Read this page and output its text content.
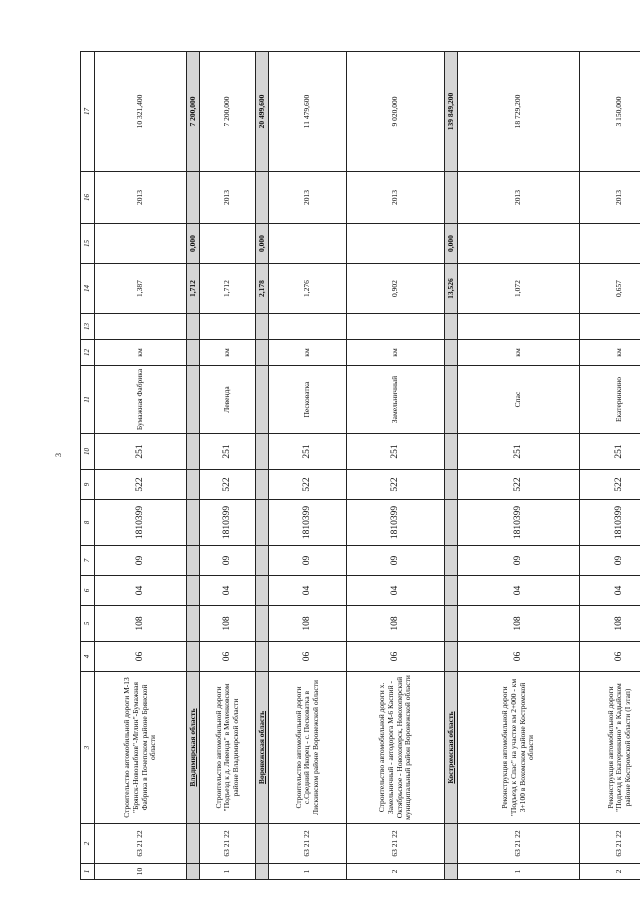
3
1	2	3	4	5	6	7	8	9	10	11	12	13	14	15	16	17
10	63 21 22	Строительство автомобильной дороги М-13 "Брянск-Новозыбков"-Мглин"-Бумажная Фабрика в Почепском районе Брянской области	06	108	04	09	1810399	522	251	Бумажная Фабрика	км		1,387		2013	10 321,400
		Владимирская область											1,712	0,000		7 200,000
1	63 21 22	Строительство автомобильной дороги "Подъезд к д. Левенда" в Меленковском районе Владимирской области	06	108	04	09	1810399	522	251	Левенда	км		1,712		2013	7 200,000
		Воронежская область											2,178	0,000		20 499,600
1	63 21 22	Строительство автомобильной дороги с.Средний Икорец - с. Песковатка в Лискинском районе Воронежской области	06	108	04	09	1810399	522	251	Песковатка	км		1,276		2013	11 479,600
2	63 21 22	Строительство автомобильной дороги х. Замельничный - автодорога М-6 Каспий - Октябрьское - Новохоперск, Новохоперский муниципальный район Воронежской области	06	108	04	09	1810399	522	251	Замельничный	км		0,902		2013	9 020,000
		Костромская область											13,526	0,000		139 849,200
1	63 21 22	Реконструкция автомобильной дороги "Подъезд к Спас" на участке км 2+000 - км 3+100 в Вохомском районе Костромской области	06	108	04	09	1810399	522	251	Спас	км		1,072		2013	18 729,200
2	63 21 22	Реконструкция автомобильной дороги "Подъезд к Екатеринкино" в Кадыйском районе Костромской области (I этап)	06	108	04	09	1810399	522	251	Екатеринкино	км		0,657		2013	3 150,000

- - -

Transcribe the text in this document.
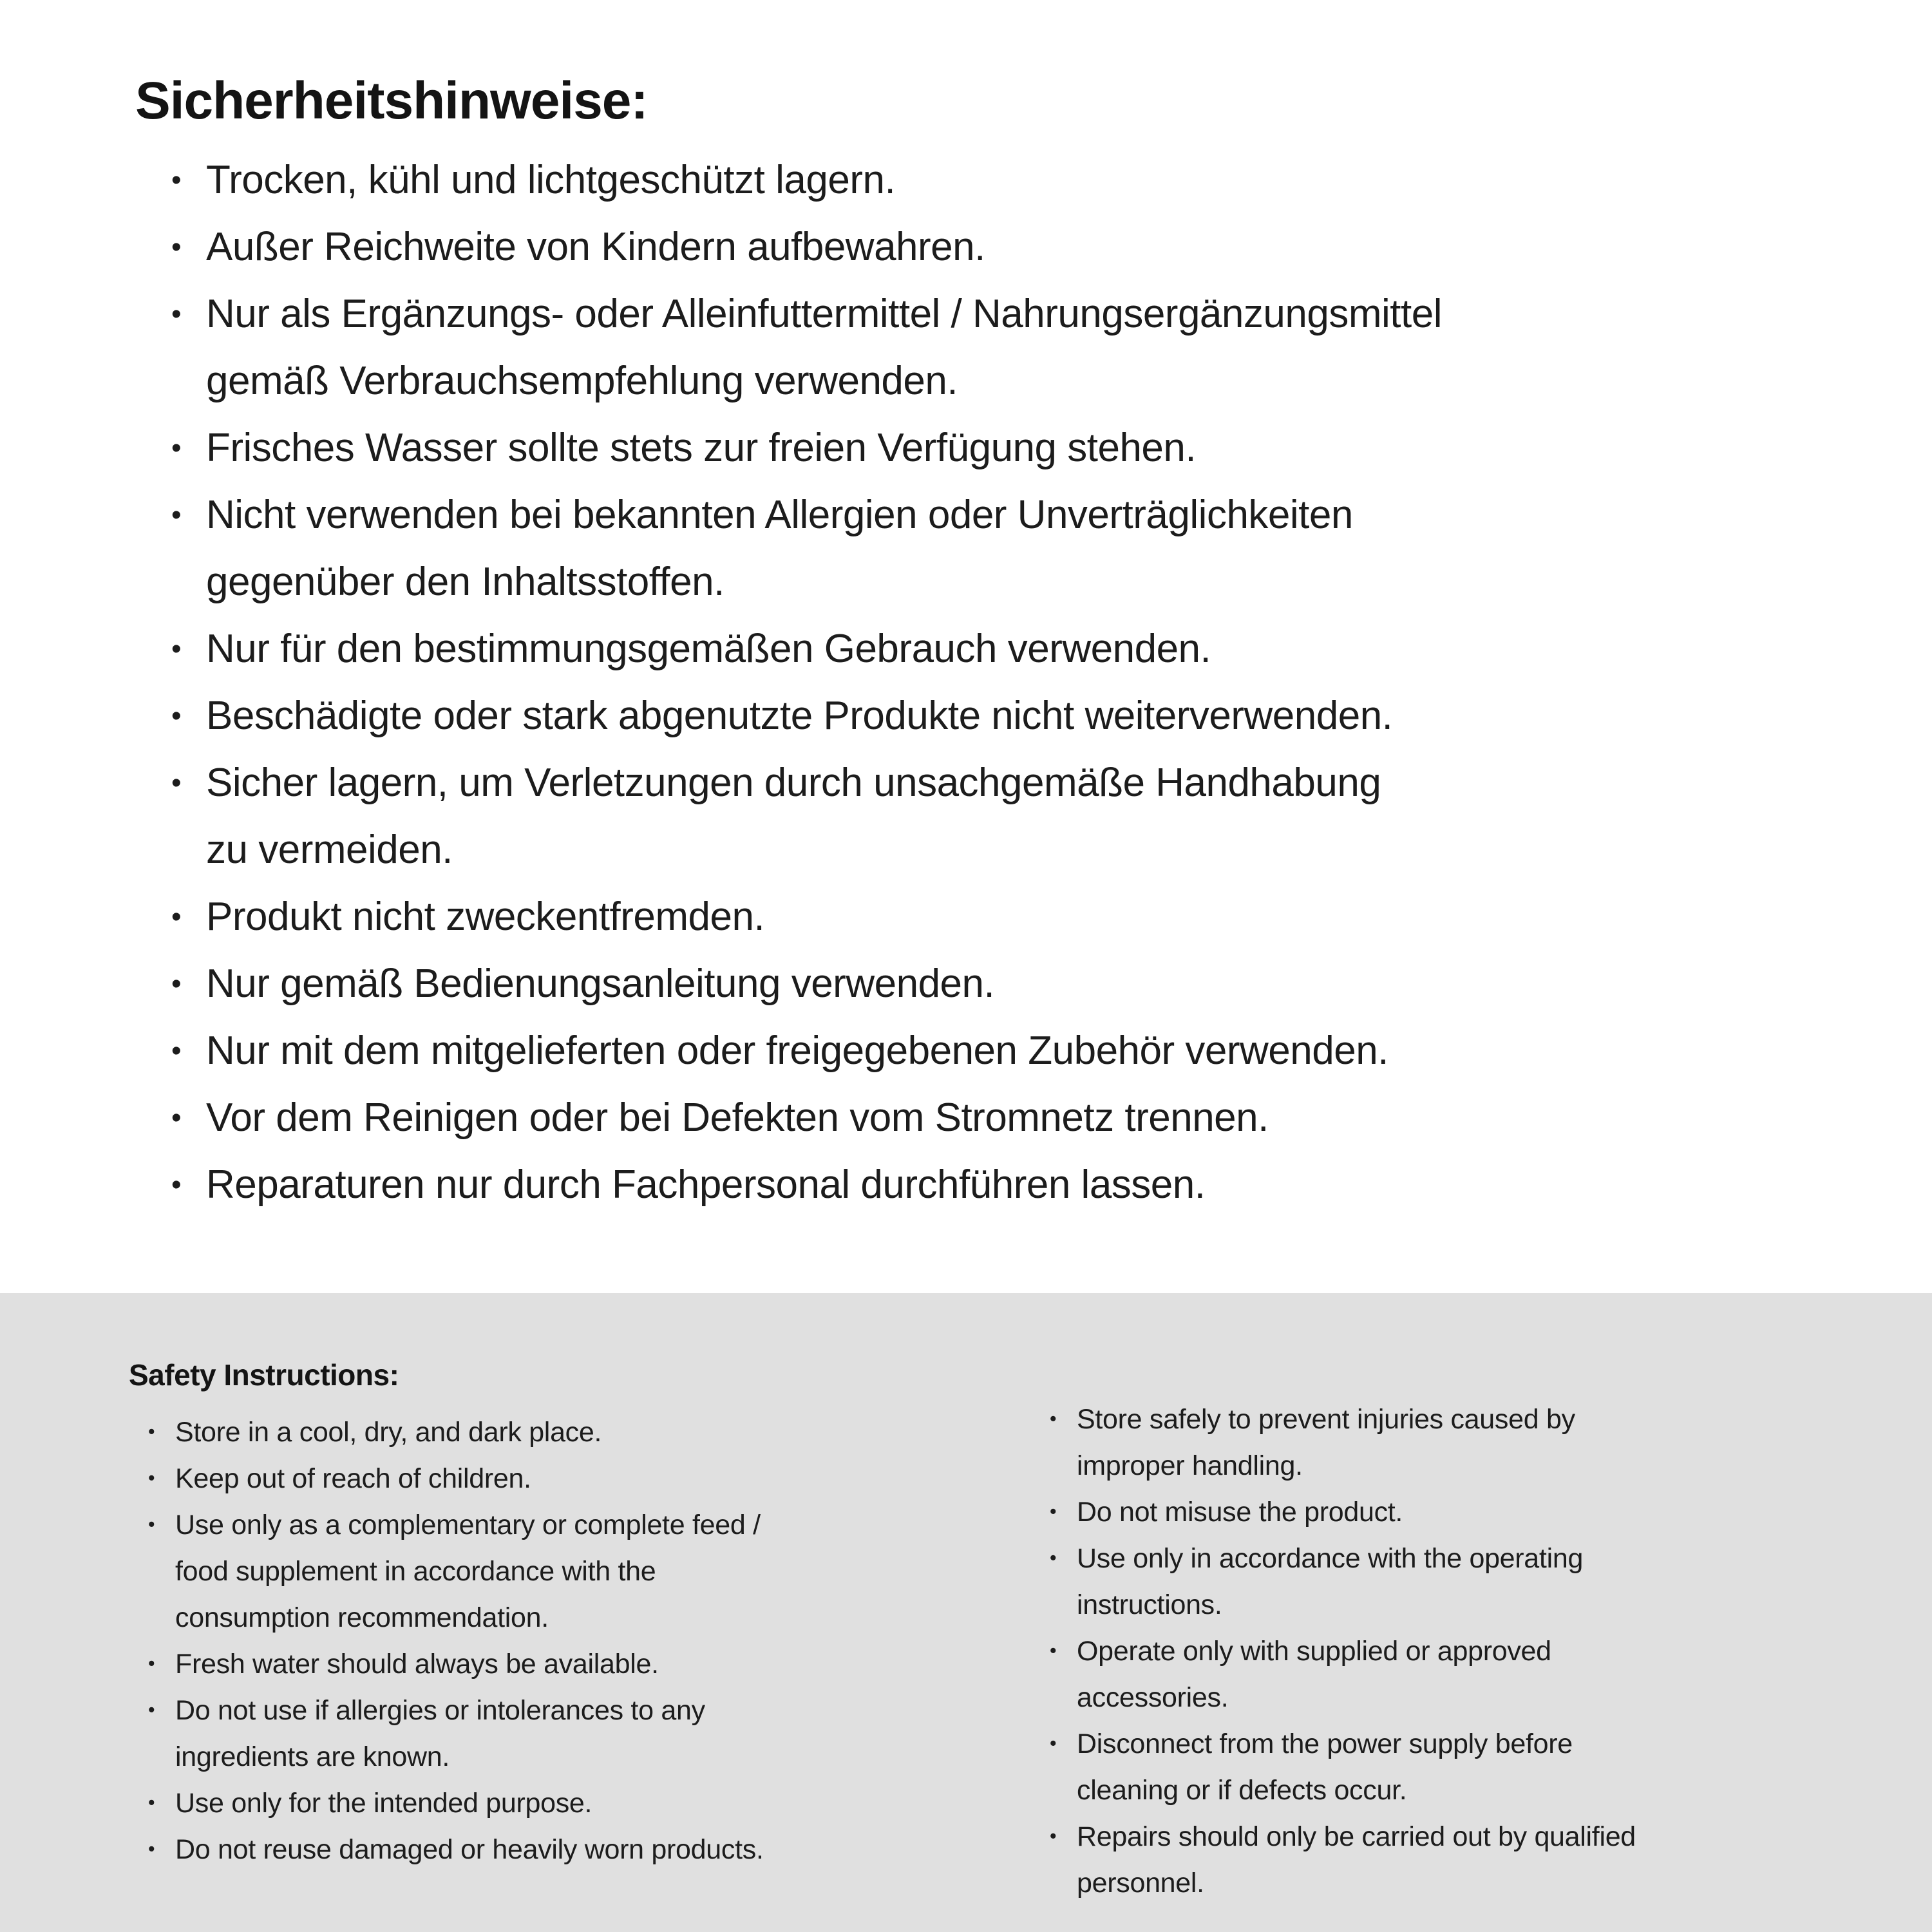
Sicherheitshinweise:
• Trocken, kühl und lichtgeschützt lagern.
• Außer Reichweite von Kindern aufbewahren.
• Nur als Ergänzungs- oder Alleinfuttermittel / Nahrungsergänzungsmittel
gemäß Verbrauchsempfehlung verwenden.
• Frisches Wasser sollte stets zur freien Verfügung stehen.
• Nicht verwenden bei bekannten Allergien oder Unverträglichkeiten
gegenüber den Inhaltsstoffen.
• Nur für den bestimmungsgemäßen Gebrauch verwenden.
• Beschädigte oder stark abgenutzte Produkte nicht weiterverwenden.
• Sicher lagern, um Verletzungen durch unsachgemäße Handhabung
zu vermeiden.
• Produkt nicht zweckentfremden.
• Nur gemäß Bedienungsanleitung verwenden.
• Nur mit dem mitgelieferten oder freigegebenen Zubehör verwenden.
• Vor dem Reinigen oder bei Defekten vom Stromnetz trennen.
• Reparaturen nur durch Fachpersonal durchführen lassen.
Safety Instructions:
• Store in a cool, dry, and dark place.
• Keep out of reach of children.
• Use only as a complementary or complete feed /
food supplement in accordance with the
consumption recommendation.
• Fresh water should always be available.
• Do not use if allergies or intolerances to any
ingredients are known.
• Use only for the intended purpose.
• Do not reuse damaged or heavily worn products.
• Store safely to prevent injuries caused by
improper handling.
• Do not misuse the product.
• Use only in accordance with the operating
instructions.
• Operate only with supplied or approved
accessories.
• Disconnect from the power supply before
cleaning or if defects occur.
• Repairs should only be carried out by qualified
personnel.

- - -

Work to complete: Select every line where the word "Store" occurs.

Task solution:
• Store in a cool, dry, and dark place.
• Store safely to prevent injuries caused by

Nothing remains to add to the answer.